- PROBLEM REQUIREMENTS -
Leave out any picture and return the remaining listing below exactly as given.

- GIVEN DATA -
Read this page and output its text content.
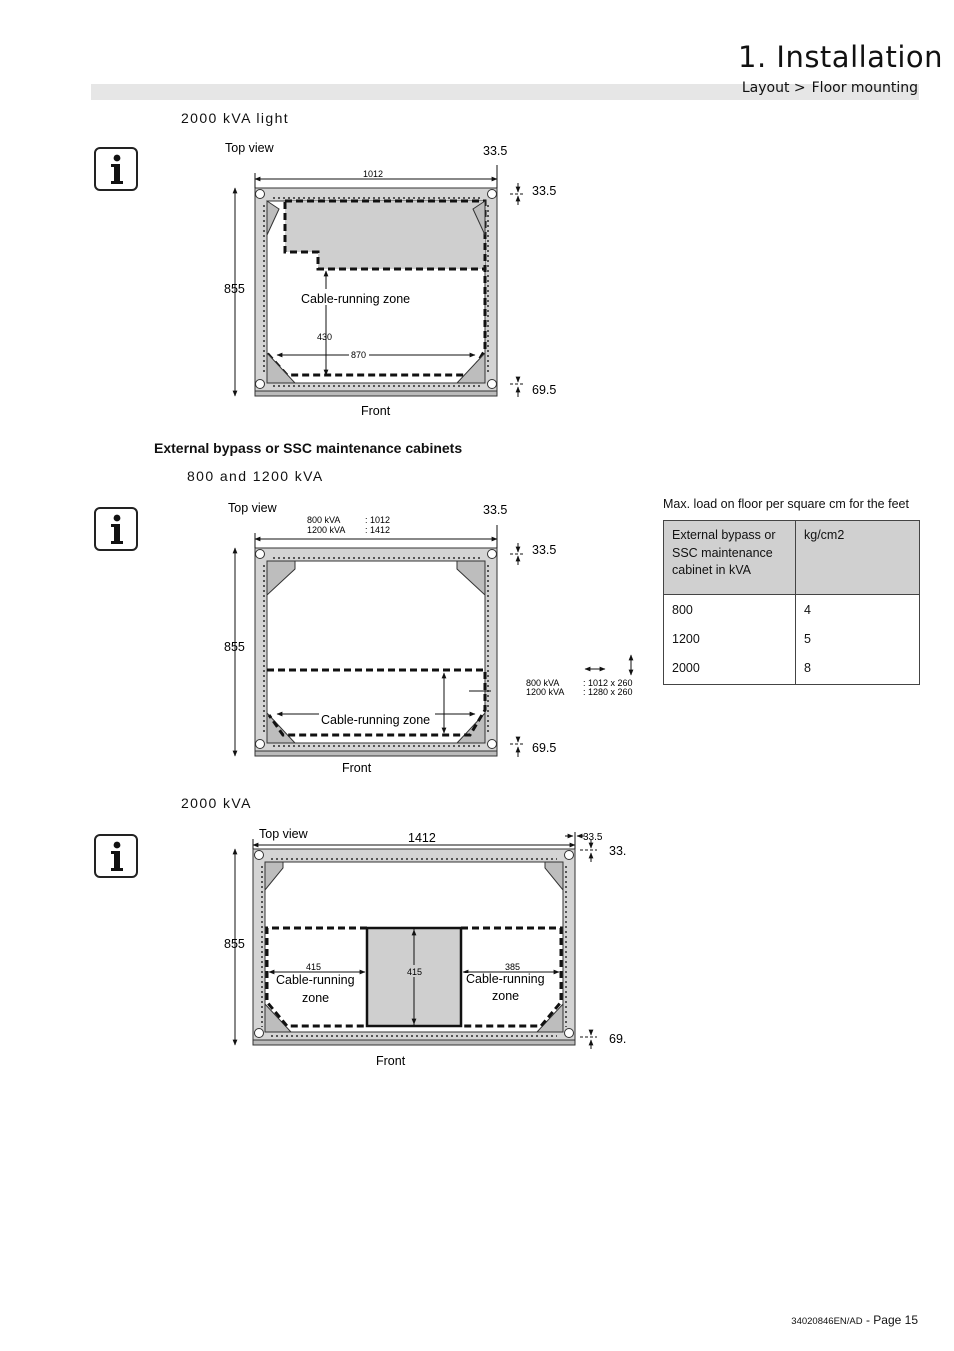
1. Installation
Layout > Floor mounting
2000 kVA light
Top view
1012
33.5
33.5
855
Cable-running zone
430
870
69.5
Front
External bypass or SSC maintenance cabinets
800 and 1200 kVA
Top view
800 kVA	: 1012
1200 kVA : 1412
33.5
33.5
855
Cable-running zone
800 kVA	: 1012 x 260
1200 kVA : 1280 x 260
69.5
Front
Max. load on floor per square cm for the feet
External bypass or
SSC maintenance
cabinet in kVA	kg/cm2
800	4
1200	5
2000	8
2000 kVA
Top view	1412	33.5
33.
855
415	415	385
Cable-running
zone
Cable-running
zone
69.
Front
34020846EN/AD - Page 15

- SOLUTION FOR THIS TASK -
Read this page and output its text content.
1. Installation
Layout > Floor mounting
2000 kVA light
Top view
1012
33.5
33.5
855
Cable-running zone
430
870
69.5
Front
External bypass or SSC maintenance cabinets
800 and 1200 kVA
Top view
800 kVA	: 1012
1200 kVA : 1412
33.5
33.5
855
Cable-running zone
800 kVA	: 1012 x 260
1200 kVA : 1280 x 260
69.5
Front
Max. load on floor per square cm for the feet
External bypass or
SSC maintenance
cabinet in kVA	kg/cm2
800	4
1200	5
2000	8
2000 kVA
Top view	1412	33.5
33.
855
415	415	385
Cable-running
zone
Cable-running
zone
69.
Front
34020846EN/AD - Page 15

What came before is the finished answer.